Data provided:
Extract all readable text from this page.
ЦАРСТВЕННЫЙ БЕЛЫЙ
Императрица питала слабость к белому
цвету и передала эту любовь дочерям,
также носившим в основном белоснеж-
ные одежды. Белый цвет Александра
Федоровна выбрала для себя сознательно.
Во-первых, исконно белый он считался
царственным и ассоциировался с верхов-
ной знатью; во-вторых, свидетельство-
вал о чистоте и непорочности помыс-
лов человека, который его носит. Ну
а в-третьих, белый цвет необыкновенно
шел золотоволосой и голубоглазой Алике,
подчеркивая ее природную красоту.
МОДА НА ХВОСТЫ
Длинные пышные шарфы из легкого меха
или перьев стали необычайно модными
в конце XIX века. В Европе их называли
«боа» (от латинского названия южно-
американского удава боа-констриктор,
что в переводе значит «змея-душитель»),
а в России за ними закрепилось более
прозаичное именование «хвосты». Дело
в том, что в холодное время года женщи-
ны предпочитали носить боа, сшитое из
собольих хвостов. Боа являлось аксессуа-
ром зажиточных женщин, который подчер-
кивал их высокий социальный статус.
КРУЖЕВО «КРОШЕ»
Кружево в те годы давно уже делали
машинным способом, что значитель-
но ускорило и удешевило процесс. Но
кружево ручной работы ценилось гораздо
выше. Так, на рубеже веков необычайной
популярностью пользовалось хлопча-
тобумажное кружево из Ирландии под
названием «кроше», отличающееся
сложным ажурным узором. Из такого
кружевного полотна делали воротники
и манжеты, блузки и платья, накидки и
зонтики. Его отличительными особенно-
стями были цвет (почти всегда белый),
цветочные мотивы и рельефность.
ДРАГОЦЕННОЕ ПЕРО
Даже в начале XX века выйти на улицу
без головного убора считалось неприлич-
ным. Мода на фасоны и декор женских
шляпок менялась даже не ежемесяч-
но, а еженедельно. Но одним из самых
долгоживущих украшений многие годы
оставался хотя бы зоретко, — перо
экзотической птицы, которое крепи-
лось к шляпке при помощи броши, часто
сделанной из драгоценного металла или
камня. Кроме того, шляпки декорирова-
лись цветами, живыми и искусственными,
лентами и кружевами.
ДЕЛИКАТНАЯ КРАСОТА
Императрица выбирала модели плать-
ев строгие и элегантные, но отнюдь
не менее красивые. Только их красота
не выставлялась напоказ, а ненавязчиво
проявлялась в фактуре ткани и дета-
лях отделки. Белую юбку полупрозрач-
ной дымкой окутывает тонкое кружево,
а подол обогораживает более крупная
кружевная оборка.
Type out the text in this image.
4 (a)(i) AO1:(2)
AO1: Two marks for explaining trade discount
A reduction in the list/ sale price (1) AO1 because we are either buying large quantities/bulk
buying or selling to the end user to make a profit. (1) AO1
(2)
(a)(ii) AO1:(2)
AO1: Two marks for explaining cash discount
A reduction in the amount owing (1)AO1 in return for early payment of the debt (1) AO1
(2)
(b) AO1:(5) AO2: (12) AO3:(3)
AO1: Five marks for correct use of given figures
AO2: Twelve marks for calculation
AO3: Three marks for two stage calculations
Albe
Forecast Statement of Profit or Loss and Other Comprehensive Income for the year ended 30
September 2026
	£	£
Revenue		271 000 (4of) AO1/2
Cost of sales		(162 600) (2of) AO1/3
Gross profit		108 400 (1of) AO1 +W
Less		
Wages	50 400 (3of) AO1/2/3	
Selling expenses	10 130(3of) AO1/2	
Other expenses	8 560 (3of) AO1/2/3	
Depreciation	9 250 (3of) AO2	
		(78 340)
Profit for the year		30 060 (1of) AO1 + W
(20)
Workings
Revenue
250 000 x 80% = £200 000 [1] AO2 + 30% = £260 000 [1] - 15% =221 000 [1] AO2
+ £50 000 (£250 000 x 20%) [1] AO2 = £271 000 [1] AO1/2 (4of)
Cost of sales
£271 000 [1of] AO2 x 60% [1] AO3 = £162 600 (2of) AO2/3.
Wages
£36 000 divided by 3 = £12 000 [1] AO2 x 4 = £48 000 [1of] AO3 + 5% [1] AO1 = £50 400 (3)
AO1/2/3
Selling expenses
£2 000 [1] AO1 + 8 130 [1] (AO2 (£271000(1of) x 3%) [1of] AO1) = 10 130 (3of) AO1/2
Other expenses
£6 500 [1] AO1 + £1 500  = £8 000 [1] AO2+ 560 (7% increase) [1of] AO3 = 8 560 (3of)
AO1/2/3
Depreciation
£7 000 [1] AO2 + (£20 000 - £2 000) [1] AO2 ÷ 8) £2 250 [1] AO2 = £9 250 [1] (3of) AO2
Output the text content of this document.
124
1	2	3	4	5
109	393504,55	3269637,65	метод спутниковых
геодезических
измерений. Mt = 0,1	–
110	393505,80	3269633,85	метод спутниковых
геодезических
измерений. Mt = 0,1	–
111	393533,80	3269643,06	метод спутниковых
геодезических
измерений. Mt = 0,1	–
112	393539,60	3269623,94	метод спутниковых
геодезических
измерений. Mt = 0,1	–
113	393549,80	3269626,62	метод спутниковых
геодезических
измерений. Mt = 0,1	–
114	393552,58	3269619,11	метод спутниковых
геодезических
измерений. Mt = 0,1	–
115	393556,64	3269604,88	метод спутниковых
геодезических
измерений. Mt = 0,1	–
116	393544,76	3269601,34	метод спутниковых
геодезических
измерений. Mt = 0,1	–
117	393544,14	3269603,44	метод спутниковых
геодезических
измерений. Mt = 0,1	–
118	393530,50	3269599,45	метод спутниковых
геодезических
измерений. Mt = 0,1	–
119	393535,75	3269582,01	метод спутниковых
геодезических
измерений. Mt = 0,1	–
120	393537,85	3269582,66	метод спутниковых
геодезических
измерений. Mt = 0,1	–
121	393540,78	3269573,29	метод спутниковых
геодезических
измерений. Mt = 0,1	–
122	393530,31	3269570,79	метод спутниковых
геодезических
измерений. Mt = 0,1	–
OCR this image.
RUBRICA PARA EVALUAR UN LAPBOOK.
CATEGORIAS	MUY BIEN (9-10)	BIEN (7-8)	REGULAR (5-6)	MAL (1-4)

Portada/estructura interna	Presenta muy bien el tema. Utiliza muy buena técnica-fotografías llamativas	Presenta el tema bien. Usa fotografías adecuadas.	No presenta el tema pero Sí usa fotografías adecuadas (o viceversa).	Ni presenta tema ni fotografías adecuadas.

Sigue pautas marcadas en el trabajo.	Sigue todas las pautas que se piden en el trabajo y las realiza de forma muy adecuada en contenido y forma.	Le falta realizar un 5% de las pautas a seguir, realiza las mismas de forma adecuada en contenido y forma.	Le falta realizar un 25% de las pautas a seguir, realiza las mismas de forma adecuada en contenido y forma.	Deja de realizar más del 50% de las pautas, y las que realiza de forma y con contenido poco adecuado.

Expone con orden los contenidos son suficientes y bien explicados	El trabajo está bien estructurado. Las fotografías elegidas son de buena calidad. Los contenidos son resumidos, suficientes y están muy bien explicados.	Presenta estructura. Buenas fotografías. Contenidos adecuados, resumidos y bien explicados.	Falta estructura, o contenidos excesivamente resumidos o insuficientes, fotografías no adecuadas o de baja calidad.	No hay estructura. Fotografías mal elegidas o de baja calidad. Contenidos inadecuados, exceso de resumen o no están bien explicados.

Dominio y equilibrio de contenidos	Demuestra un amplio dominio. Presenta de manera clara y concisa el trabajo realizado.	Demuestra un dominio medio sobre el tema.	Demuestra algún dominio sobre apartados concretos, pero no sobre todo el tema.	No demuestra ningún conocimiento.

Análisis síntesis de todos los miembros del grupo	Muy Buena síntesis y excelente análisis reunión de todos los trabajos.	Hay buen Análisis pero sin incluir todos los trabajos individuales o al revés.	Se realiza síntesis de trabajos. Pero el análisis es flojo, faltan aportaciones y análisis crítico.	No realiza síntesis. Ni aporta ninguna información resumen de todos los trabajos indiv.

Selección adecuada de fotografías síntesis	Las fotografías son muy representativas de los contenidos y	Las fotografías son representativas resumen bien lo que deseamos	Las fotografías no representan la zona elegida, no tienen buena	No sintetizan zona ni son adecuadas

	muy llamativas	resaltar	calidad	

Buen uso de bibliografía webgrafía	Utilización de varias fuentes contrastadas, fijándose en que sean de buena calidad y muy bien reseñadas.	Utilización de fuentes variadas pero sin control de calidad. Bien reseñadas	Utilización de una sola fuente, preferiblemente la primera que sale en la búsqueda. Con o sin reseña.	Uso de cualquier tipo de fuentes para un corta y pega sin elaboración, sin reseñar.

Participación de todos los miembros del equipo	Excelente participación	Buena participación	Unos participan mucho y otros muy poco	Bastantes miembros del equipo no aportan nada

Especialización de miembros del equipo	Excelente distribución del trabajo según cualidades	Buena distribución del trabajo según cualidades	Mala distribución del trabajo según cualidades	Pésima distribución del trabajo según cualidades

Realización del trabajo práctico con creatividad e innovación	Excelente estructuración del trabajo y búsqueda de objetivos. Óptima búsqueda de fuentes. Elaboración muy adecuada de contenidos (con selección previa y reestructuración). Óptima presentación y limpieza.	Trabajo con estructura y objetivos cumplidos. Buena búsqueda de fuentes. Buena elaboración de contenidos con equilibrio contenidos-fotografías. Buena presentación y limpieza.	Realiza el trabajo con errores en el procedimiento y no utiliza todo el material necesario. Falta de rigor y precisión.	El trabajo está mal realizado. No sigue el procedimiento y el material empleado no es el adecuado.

The problem:
The string "calidad" may appear in lines of the listing above; tally those lines and give the number only.

Written reply:
3